* start Dataset *

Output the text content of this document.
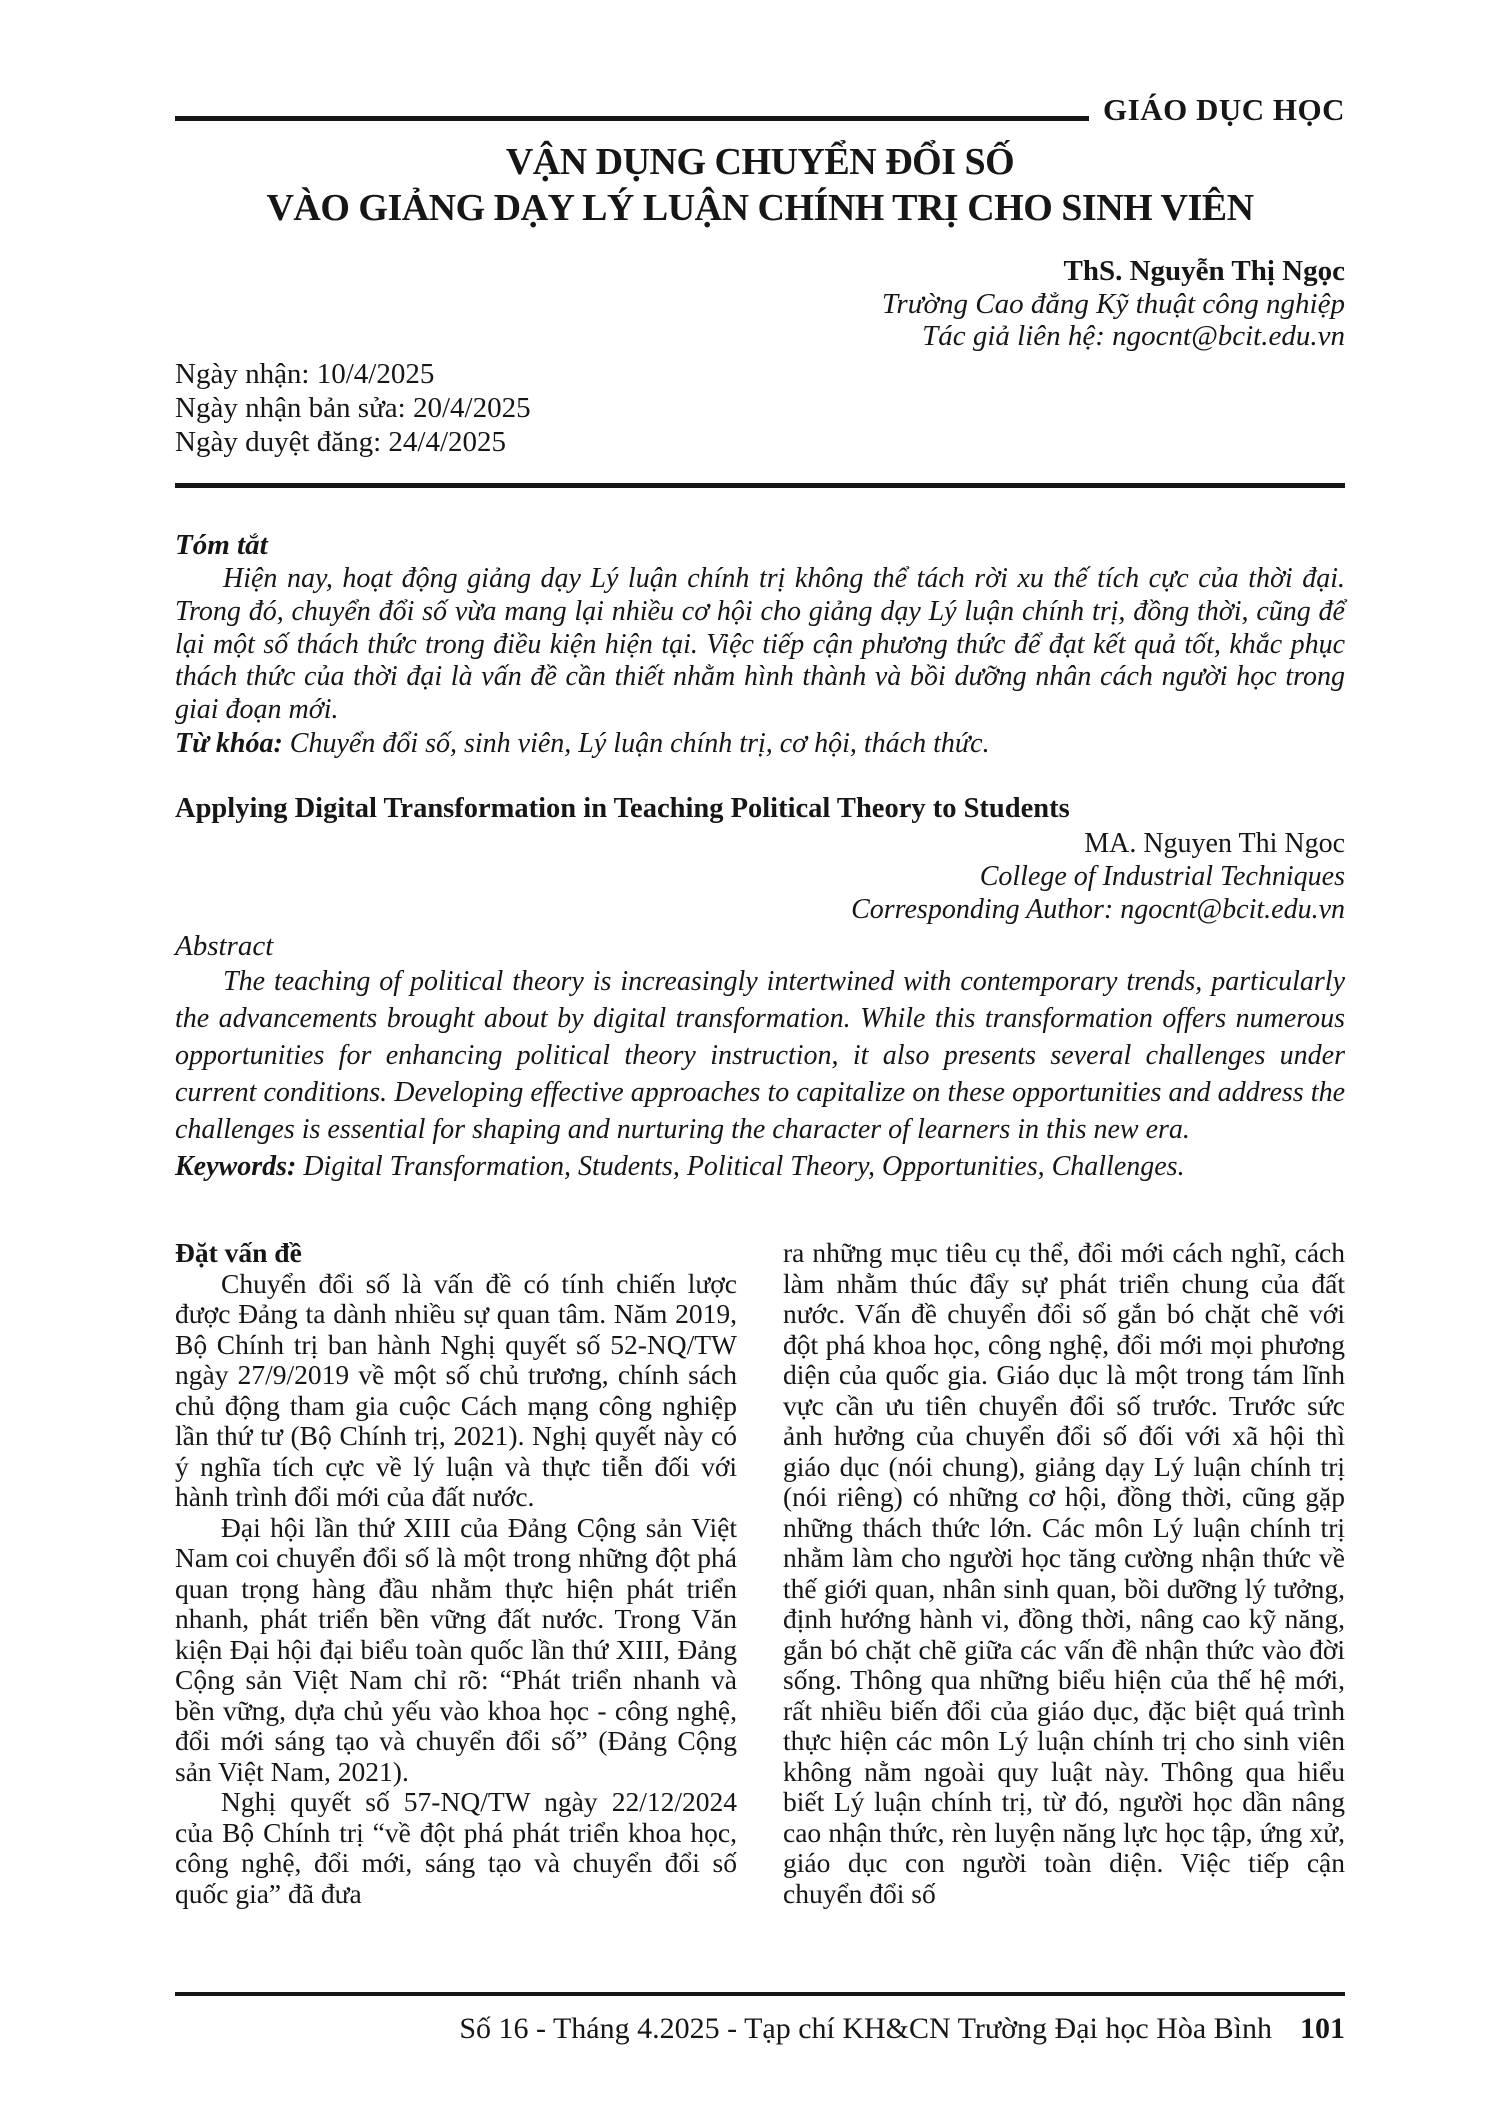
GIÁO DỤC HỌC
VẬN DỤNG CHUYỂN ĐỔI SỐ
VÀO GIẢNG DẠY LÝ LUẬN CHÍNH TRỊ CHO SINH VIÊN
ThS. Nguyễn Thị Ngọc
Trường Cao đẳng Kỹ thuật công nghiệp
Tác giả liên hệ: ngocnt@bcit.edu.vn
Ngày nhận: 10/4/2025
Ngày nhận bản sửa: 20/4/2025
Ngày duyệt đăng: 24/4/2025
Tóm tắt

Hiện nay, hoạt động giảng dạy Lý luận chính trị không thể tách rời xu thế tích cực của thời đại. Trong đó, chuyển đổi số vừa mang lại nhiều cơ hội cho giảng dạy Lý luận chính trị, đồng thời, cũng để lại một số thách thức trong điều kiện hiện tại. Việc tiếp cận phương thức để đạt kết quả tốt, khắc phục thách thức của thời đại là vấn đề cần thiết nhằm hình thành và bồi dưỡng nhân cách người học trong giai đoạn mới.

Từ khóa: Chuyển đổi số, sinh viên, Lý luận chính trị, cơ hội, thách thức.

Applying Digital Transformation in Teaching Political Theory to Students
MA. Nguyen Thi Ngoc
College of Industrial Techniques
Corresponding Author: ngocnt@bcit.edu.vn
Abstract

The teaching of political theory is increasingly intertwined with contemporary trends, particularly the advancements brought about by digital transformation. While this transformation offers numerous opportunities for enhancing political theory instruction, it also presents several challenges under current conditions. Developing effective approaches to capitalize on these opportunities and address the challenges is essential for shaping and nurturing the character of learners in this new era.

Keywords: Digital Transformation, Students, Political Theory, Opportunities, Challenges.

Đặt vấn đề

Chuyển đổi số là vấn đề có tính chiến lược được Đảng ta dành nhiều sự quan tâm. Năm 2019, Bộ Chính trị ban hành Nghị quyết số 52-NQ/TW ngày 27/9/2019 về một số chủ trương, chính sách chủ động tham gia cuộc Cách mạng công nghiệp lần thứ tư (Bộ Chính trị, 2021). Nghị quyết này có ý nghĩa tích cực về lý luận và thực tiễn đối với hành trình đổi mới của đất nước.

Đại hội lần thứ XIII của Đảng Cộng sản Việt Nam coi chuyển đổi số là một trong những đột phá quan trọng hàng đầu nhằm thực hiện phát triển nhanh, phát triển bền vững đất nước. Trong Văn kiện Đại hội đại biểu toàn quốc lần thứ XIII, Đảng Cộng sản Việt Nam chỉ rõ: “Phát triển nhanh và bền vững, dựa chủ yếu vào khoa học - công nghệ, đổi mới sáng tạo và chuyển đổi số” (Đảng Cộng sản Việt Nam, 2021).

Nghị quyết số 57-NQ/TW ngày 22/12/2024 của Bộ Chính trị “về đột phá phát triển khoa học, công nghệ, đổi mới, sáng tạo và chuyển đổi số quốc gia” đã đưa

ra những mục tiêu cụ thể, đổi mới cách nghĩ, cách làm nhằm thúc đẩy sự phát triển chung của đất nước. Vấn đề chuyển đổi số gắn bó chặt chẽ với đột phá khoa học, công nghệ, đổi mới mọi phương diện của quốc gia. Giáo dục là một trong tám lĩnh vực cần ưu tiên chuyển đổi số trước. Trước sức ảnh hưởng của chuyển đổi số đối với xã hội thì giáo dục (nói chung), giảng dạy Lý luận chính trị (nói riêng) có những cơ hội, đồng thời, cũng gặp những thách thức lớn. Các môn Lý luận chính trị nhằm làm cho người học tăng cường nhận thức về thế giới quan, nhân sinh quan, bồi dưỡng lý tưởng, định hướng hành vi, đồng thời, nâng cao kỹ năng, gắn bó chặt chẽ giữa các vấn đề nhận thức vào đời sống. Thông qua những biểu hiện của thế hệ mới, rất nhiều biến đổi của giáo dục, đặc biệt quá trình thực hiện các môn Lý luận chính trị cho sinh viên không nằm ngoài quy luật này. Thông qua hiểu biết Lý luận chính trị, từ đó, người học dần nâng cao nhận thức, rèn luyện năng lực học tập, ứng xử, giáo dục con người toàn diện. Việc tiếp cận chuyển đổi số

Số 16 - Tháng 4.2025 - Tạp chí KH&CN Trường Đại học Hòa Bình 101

* end Dataset *

Your copy should repeat each entry above exactly but contain no pictures.

## [Complete response]
Output the text content of this document.
GIÁO DỤC HỌC
VẬN DỤNG CHUYỂN ĐỔI SỐ
VÀO GIẢNG DẠY LÝ LUẬN CHÍNH TRỊ CHO SINH VIÊN
ThS. Nguyễn Thị Ngọc
Trường Cao đẳng Kỹ thuật công nghiệp
Tác giả liên hệ: ngocnt@bcit.edu.vn
Ngày nhận: 10/4/2025
Ngày nhận bản sửa: 20/4/2025
Ngày duyệt đăng: 24/4/2025
Tóm tắt

Hiện nay, hoạt động giảng dạy Lý luận chính trị không thể tách rời xu thế tích cực của thời đại. Trong đó, chuyển đổi số vừa mang lại nhiều cơ hội cho giảng dạy Lý luận chính trị, đồng thời, cũng để lại một số thách thức trong điều kiện hiện tại. Việc tiếp cận phương thức để đạt kết quả tốt, khắc phục thách thức của thời đại là vấn đề cần thiết nhằm hình thành và bồi dưỡng nhân cách người học trong giai đoạn mới.

Từ khóa: Chuyển đổi số, sinh viên, Lý luận chính trị, cơ hội, thách thức.

Applying Digital Transformation in Teaching Political Theory to Students
MA. Nguyen Thi Ngoc
College of Industrial Techniques
Corresponding Author: ngocnt@bcit.edu.vn
Abstract

The teaching of political theory is increasingly intertwined with contemporary trends, particularly the advancements brought about by digital transformation. While this transformation offers numerous opportunities for enhancing political theory instruction, it also presents several challenges under current conditions. Developing effective approaches to capitalize on these opportunities and address the challenges is essential for shaping and nurturing the character of learners in this new era.

Keywords: Digital Transformation, Students, Political Theory, Opportunities, Challenges.

Đặt vấn đề

Chuyển đổi số là vấn đề có tính chiến lược được Đảng ta dành nhiều sự quan tâm. Năm 2019, Bộ Chính trị ban hành Nghị quyết số 52-NQ/TW ngày 27/9/2019 về một số chủ trương, chính sách chủ động tham gia cuộc Cách mạng công nghiệp lần thứ tư (Bộ Chính trị, 2021). Nghị quyết này có ý nghĩa tích cực về lý luận và thực tiễn đối với hành trình đổi mới của đất nước.

Đại hội lần thứ XIII của Đảng Cộng sản Việt Nam coi chuyển đổi số là một trong những đột phá quan trọng hàng đầu nhằm thực hiện phát triển nhanh, phát triển bền vững đất nước. Trong Văn kiện Đại hội đại biểu toàn quốc lần thứ XIII, Đảng Cộng sản Việt Nam chỉ rõ: “Phát triển nhanh và bền vững, dựa chủ yếu vào khoa học - công nghệ, đổi mới sáng tạo và chuyển đổi số” (Đảng Cộng sản Việt Nam, 2021).

Nghị quyết số 57-NQ/TW ngày 22/12/2024 của Bộ Chính trị “về đột phá phát triển khoa học, công nghệ, đổi mới, sáng tạo và chuyển đổi số quốc gia” đã đưa

ra những mục tiêu cụ thể, đổi mới cách nghĩ, cách làm nhằm thúc đẩy sự phát triển chung của đất nước. Vấn đề chuyển đổi số gắn bó chặt chẽ với đột phá khoa học, công nghệ, đổi mới mọi phương diện của quốc gia. Giáo dục là một trong tám lĩnh vực cần ưu tiên chuyển đổi số trước. Trước sức ảnh hưởng của chuyển đổi số đối với xã hội thì giáo dục (nói chung), giảng dạy Lý luận chính trị (nói riêng) có những cơ hội, đồng thời, cũng gặp những thách thức lớn. Các môn Lý luận chính trị nhằm làm cho người học tăng cường nhận thức về thế giới quan, nhân sinh quan, bồi dưỡng lý tưởng, định hướng hành vi, đồng thời, nâng cao kỹ năng, gắn bó chặt chẽ giữa các vấn đề nhận thức vào đời sống. Thông qua những biểu hiện của thế hệ mới, rất nhiều biến đổi của giáo dục, đặc biệt quá trình thực hiện các môn Lý luận chính trị cho sinh viên không nằm ngoài quy luật này. Thông qua hiểu biết Lý luận chính trị, từ đó, người học dần nâng cao nhận thức, rèn luyện năng lực học tập, ứng xử, giáo dục con người toàn diện. Việc tiếp cận chuyển đổi số

Số 16 - Tháng 4.2025 - Tạp chí KH&CN Trường Đại học Hòa Bình 101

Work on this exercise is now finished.